GIVEN ENTRIES:
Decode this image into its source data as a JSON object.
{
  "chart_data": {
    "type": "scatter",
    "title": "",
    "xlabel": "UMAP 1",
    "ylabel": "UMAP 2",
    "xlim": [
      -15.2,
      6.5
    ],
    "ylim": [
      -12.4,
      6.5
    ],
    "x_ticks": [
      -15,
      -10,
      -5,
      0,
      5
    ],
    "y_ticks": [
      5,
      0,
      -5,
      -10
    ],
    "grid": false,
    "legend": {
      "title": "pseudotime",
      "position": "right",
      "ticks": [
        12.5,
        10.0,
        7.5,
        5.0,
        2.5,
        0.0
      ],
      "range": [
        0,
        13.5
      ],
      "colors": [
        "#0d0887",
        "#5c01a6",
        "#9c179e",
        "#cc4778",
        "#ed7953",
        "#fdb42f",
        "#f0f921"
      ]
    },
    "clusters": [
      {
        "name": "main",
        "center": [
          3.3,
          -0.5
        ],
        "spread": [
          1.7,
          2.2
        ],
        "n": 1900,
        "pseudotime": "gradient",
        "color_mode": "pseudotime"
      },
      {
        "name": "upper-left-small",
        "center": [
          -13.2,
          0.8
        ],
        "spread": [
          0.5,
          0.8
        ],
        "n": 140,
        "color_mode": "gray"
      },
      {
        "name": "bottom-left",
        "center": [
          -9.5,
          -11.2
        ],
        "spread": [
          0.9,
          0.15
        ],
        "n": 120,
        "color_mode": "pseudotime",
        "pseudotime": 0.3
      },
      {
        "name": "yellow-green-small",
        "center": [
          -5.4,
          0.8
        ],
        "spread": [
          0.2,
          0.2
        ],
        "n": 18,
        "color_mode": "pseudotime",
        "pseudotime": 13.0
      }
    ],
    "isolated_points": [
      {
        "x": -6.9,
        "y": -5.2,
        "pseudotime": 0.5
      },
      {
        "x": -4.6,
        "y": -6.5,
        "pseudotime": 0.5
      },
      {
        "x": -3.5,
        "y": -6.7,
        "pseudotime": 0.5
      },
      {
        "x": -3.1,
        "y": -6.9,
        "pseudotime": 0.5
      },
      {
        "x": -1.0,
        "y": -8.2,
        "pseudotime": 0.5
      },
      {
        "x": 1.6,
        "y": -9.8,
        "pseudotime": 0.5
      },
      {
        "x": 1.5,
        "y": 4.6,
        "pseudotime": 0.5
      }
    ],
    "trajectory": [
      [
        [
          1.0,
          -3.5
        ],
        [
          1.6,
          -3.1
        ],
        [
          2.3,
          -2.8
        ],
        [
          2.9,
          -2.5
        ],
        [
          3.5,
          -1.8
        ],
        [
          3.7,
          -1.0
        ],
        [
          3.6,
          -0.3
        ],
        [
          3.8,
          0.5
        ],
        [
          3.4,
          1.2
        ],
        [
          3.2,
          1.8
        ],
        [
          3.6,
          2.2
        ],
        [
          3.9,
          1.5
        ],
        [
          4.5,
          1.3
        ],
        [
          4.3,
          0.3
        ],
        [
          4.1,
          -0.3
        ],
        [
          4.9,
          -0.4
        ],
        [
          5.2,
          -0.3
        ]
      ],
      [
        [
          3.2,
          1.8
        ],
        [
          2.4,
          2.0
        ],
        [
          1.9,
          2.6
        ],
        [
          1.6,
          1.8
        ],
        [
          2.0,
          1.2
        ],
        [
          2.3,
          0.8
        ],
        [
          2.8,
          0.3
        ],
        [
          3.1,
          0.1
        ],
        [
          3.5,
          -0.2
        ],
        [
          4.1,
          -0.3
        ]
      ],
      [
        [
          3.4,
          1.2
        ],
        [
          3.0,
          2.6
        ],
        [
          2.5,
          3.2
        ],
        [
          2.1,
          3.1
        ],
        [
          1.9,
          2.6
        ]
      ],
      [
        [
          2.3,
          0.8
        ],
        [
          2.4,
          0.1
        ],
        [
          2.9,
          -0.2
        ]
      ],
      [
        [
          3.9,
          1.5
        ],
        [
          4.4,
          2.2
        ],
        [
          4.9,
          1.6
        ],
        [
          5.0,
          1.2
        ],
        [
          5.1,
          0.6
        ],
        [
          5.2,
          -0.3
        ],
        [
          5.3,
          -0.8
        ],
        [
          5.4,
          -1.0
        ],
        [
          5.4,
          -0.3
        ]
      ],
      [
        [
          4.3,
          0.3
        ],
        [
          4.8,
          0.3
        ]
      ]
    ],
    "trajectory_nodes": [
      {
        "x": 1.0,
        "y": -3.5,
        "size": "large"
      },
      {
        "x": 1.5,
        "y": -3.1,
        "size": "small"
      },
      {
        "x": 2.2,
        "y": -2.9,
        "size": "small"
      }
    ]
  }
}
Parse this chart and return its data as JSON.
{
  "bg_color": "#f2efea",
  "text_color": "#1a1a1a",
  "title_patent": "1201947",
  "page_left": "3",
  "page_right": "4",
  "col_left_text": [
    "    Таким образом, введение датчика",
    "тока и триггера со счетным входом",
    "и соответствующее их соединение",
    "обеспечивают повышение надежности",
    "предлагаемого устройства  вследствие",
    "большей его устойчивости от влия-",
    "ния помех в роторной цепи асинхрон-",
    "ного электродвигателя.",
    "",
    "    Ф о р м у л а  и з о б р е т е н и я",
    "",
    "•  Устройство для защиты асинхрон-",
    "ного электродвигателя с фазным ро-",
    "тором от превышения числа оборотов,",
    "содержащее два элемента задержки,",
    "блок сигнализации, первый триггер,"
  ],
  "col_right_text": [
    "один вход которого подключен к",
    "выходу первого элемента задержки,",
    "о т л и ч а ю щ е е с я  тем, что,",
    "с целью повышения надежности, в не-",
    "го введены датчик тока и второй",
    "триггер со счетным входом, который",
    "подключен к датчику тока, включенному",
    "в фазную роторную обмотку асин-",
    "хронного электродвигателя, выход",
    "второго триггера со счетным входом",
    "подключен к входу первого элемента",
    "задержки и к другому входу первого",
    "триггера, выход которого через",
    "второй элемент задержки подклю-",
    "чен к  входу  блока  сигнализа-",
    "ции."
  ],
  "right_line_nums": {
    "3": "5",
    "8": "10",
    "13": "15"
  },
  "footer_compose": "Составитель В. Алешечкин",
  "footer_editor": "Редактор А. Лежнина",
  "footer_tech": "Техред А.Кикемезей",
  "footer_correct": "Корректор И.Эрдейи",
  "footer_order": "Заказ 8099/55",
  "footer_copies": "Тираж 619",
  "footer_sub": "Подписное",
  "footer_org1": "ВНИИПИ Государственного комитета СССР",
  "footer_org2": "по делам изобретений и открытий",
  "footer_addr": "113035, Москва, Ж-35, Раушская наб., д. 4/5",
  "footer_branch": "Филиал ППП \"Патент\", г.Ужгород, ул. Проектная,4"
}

EXERCISE GOAL: Search the data above for the word "name", then gather each line in which it appears.

REPLY:
        "name": "main",
        "name": "upper-left-small",
        "name": "bottom-left",
        "name": "yellow-green-small",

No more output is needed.